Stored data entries
<<<<

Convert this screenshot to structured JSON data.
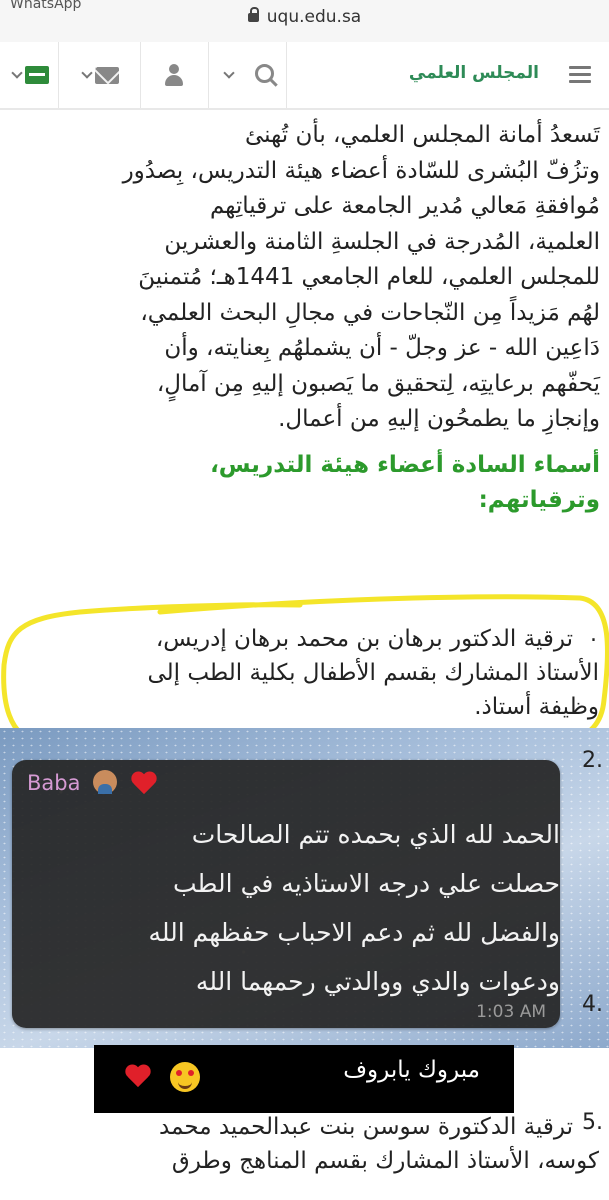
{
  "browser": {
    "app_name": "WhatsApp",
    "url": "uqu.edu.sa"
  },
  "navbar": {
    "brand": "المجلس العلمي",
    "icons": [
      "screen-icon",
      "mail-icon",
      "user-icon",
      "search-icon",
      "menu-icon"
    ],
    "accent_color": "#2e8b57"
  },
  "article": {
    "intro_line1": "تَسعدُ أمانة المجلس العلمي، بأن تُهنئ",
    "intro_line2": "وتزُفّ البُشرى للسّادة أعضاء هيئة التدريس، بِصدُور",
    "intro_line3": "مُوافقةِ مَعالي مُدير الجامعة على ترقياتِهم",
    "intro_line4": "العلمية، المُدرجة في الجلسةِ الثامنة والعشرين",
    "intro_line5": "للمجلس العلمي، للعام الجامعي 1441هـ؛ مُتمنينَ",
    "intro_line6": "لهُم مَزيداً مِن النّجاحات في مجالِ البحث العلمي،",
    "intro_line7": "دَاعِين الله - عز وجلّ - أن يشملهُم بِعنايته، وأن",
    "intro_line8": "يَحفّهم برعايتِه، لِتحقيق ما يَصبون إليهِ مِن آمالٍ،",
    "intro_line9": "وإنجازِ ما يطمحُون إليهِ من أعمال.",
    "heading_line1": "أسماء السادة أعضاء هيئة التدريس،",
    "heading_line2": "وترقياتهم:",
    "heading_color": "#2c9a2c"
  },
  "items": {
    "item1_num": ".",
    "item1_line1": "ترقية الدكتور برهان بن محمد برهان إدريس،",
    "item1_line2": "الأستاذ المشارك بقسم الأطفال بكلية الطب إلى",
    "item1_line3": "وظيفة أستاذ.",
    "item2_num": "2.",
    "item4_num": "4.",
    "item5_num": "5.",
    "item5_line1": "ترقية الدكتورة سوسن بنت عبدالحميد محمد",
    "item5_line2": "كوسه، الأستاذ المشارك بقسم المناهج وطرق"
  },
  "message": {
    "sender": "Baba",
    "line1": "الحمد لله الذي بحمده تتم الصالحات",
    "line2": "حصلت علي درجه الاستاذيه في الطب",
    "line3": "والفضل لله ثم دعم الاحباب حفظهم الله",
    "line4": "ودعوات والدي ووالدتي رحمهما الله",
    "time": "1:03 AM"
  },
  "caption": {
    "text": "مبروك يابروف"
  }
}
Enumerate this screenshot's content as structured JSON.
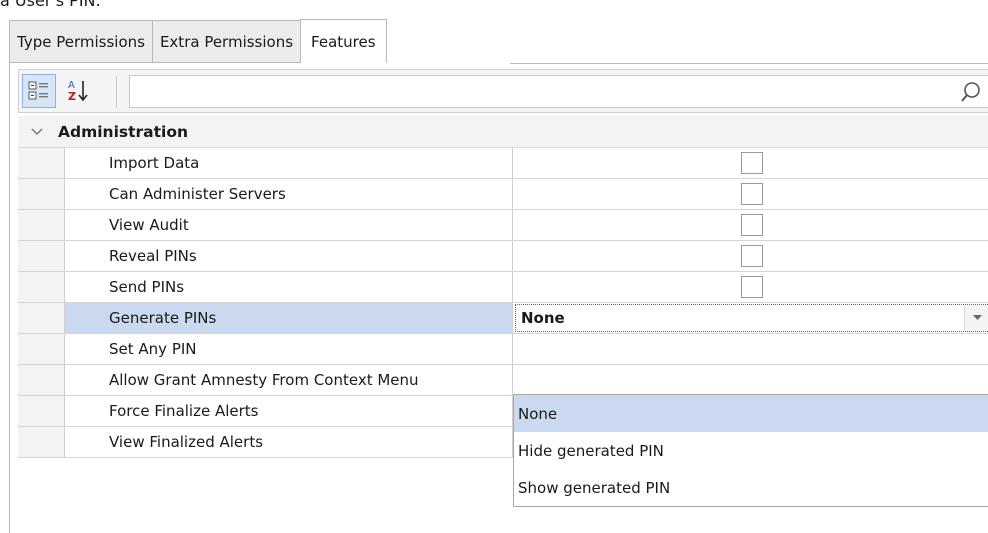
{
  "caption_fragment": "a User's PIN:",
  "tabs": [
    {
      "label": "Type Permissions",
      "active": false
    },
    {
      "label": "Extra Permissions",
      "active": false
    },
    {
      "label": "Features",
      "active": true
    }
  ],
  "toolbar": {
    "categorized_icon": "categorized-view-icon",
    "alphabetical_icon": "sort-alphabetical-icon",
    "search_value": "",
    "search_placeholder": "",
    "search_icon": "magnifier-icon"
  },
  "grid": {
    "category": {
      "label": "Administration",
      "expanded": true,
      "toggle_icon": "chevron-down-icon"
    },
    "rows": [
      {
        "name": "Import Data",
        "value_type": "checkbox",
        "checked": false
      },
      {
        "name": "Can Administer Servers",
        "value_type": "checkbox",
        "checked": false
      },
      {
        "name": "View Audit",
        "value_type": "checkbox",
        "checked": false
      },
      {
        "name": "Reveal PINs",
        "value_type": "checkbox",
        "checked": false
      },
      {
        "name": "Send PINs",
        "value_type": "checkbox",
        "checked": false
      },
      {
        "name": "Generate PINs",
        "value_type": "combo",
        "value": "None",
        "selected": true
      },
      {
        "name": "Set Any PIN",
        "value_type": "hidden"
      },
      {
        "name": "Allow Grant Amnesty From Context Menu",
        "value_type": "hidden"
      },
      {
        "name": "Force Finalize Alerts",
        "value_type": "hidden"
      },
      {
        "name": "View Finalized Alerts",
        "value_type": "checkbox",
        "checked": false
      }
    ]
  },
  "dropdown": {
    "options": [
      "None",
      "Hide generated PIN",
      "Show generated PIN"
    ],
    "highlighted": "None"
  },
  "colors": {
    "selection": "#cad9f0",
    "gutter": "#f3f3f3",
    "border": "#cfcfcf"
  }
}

>>>>

WHAT THIS TASK INVOLVES.
Report each line of the material above where the word "المشارك" appears.

RESPONSE TO THIS EXERCISE.
    "item1_line2": "الأستاذ المشارك بقسم الأطفال بكلية الطب إلى",
    "item5_line2": "كوسه، الأستاذ المشارك بقسم المناهج وطرق"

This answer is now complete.